_EXERCISE TASK_
Output the data below in full, byte for byte. Nothing may differ.

========

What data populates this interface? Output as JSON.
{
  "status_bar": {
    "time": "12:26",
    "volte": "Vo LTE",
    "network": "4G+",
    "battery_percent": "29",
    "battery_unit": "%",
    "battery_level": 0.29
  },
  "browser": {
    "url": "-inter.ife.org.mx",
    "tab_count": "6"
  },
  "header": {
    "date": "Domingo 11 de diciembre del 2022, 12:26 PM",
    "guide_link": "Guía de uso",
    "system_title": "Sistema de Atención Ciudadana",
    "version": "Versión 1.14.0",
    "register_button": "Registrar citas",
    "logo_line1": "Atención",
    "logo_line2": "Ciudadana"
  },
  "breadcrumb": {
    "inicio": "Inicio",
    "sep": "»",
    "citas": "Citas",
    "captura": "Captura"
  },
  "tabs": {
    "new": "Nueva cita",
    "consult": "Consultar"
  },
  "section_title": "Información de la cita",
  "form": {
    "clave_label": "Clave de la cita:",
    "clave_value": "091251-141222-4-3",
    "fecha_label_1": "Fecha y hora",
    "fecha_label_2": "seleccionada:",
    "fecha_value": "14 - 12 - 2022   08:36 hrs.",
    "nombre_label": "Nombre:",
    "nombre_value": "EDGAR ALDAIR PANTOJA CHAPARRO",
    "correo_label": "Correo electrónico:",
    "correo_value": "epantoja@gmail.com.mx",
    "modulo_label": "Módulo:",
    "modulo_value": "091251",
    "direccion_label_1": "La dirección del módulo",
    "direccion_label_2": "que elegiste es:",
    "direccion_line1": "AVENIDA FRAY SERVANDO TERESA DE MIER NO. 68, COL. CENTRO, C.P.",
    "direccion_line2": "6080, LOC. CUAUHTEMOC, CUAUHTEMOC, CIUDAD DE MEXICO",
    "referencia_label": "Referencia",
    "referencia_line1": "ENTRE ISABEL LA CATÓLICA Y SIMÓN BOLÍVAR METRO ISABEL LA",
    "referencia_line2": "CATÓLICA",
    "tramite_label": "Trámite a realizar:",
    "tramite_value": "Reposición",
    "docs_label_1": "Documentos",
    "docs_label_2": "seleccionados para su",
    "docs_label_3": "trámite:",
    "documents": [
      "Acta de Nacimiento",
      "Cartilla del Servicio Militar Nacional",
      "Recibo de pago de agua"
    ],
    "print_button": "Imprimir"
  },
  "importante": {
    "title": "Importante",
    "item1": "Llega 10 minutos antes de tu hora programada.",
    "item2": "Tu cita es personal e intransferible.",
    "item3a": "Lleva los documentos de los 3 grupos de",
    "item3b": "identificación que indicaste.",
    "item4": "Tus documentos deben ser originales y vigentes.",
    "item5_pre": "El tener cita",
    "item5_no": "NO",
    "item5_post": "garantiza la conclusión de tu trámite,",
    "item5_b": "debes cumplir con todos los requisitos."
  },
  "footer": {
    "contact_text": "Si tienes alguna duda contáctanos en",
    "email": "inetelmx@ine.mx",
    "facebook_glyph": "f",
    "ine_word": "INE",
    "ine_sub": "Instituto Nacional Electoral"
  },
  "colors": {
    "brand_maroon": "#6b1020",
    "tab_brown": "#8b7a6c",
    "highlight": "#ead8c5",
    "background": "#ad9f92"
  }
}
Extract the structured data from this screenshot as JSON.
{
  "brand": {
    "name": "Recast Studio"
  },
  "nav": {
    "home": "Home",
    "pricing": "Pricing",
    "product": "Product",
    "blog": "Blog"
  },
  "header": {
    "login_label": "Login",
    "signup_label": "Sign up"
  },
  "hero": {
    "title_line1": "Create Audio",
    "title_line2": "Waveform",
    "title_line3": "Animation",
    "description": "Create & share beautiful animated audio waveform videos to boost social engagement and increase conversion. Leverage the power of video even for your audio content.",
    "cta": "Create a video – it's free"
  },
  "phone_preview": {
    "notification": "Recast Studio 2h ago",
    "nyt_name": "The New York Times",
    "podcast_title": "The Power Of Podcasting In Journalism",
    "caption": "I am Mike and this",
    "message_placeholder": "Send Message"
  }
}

========

_TASK ANSWER_
What data populates this interface? Output as JSON.
{
  "status_bar": {
    "time": "12:26",
    "volte": "Vo LTE",
    "network": "4G+",
    "battery_percent": "29",
    "battery_unit": "%",
    "battery_level": 0.29
  },
  "browser": {
    "url": "-inter.ife.org.mx",
    "tab_count": "6"
  },
  "header": {
    "date": "Domingo 11 de diciembre del 2022, 12:26 PM",
    "guide_link": "Guía de uso",
    "system_title": "Sistema de Atención Ciudadana",
    "version": "Versión 1.14.0",
    "register_button": "Registrar citas",
    "logo_line1": "Atención",
    "logo_line2": "Ciudadana"
  },
  "breadcrumb": {
    "inicio": "Inicio",
    "sep": "»",
    "citas": "Citas",
    "captura": "Captura"
  },
  "tabs": {
    "new": "Nueva cita",
    "consult": "Consultar"
  },
  "section_title": "Información de la cita",
  "form": {
    "clave_label": "Clave de la cita:",
    "clave_value": "091251-141222-4-3",
    "fecha_label_1": "Fecha y hora",
    "fecha_label_2": "seleccionada:",
    "fecha_value": "14 - 12 - 2022   08:36 hrs.",
    "nombre_label": "Nombre:",
    "nombre_value": "EDGAR ALDAIR PANTOJA CHAPARRO",
    "correo_label": "Correo electrónico:",
    "correo_value": "epantoja@gmail.com.mx",
    "modulo_label": "Módulo:",
    "modulo_value": "091251",
    "direccion_label_1": "La dirección del módulo",
    "direccion_label_2": "que elegiste es:",
    "direccion_line1": "AVENIDA FRAY SERVANDO TERESA DE MIER NO. 68, COL. CENTRO, C.P.",
    "direccion_line2": "6080, LOC. CUAUHTEMOC, CUAUHTEMOC, CIUDAD DE MEXICO",
    "referencia_label": "Referencia",
    "referencia_line1": "ENTRE ISABEL LA CATÓLICA Y SIMÓN BOLÍVAR METRO ISABEL LA",
    "referencia_line2": "CATÓLICA",
    "tramite_label": "Trámite a realizar:",
    "tramite_value": "Reposición",
    "docs_label_1": "Documentos",
    "docs_label_2": "seleccionados para su",
    "docs_label_3": "trámite:",
    "documents": [
      "Acta de Nacimiento",
      "Cartilla del Servicio Militar Nacional",
      "Recibo de pago de agua"
    ],
    "print_button": "Imprimir"
  },
  "importante": {
    "title": "Importante",
    "item1": "Llega 10 minutos antes de tu hora programada.",
    "item2": "Tu cita es personal e intransferible.",
    "item3a": "Lleva los documentos de los 3 grupos de",
    "item3b": "identificación que indicaste.",
    "item4": "Tus documentos deben ser originales y vigentes.",
    "item5_pre": "El tener cita",
    "item5_no": "NO",
    "item5_post": "garantiza la conclusión de tu trámite,",
    "item5_b": "debes cumplir con todos los requisitos."
  },
  "footer": {
    "contact_text": "Si tienes alguna duda contáctanos en",
    "email": "inetelmx@ine.mx",
    "facebook_glyph": "f",
    "ine_word": "INE",
    "ine_sub": "Instituto Nacional Electoral"
  },
  "colors": {
    "brand_maroon": "#6b1020",
    "tab_brown": "#8b7a6c",
    "highlight": "#ead8c5",
    "background": "#ad9f92"
  }
}
Extract the structured data from this screenshot as JSON.
{
  "brand": {
    "name": "Recast Studio"
  },
  "nav": {
    "home": "Home",
    "pricing": "Pricing",
    "product": "Product",
    "blog": "Blog"
  },
  "header": {
    "login_label": "Login",
    "signup_label": "Sign up"
  },
  "hero": {
    "title_line1": "Create Audio",
    "title_line2": "Waveform",
    "title_line3": "Animation",
    "description": "Create & share beautiful animated audio waveform videos to boost social engagement and increase conversion. Leverage the power of video even for your audio content.",
    "cta": "Create a video – it's free"
  },
  "phone_preview": {
    "notification": "Recast Studio 2h ago",
    "nyt_name": "The New York Times",
    "podcast_title": "The Power Of Podcasting In Journalism",
    "caption": "I am Mike and this",
    "message_placeholder": "Send Message"
  }
}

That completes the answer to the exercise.